- [Material for the task]
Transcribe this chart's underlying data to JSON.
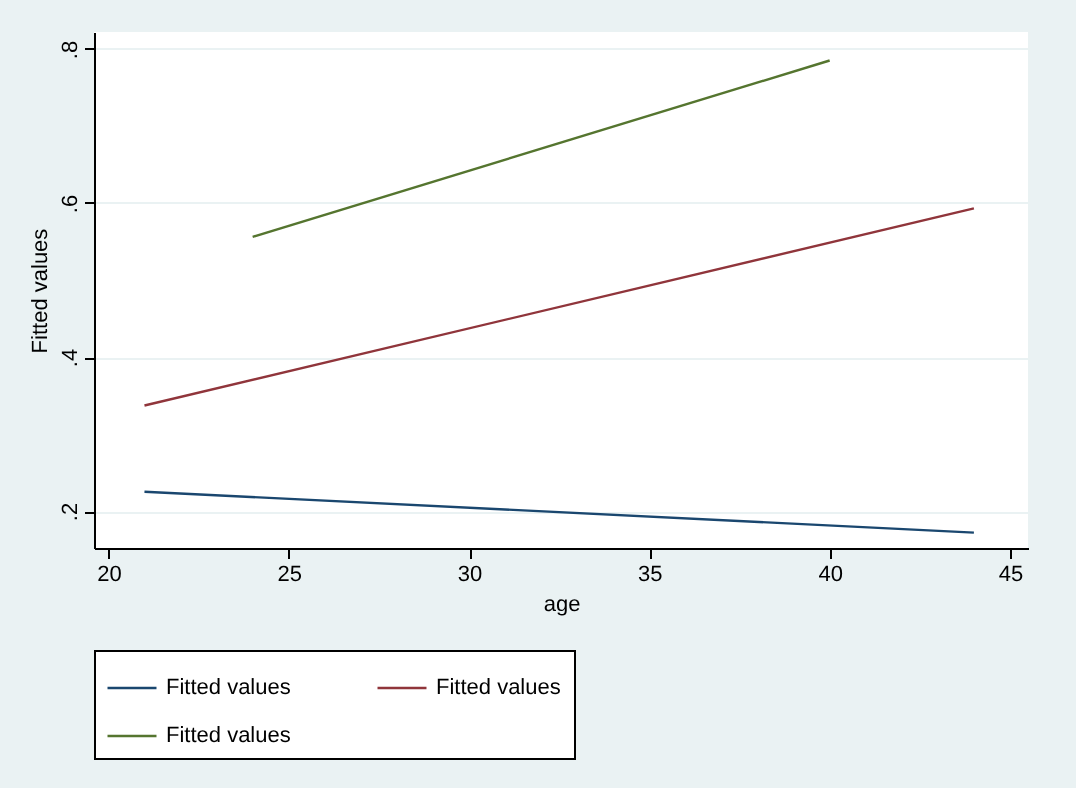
{
  "chart_data": {
    "type": "line",
    "xlabel": "age",
    "ylabel": "Fitted values",
    "xlim": [
      19.6,
      45.5
    ],
    "xticks": [
      20,
      25,
      30,
      35,
      40,
      45
    ],
    "ylim": [
      0.152,
      0.822
    ],
    "yticks": [
      {
        "value": 0.2,
        "label": ".2"
      },
      {
        "value": 0.4,
        "label": ".4"
      },
      {
        "value": 0.6,
        "label": ".6"
      },
      {
        "value": 0.8,
        "label": ".8"
      }
    ],
    "grid": "y",
    "legend": "bottom",
    "marker": "none",
    "line_style": "solid",
    "series": [
      {
        "name": "Fitted values",
        "color": "#1a476f",
        "x": [
          21,
          44
        ],
        "values": [
          0.225,
          0.172
        ]
      },
      {
        "name": "Fitted values",
        "color": "#90353b",
        "x": [
          21,
          44
        ],
        "values": [
          0.337,
          0.593
        ]
      },
      {
        "name": "Fitted values",
        "color": "#55752f",
        "x": [
          24,
          40
        ],
        "values": [
          0.556,
          0.785
        ]
      }
    ]
  }
}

- [Exercise aim]
Output all of the data exactly as it stands, minus any images.

- [Correct output]
Transcribe this chart's underlying data to JSON.
{
  "chart_data": {
    "type": "line",
    "xlabel": "age",
    "ylabel": "Fitted values",
    "xlim": [
      19.6,
      45.5
    ],
    "xticks": [
      20,
      25,
      30,
      35,
      40,
      45
    ],
    "ylim": [
      0.152,
      0.822
    ],
    "yticks": [
      {
        "value": 0.2,
        "label": ".2"
      },
      {
        "value": 0.4,
        "label": ".4"
      },
      {
        "value": 0.6,
        "label": ".6"
      },
      {
        "value": 0.8,
        "label": ".8"
      }
    ],
    "grid": "y",
    "legend": "bottom",
    "marker": "none",
    "line_style": "solid",
    "series": [
      {
        "name": "Fitted values",
        "color": "#1a476f",
        "x": [
          21,
          44
        ],
        "values": [
          0.225,
          0.172
        ]
      },
      {
        "name": "Fitted values",
        "color": "#90353b",
        "x": [
          21,
          44
        ],
        "values": [
          0.337,
          0.593
        ]
      },
      {
        "name": "Fitted values",
        "color": "#55752f",
        "x": [
          24,
          40
        ],
        "values": [
          0.556,
          0.785
        ]
      }
    ]
  }
}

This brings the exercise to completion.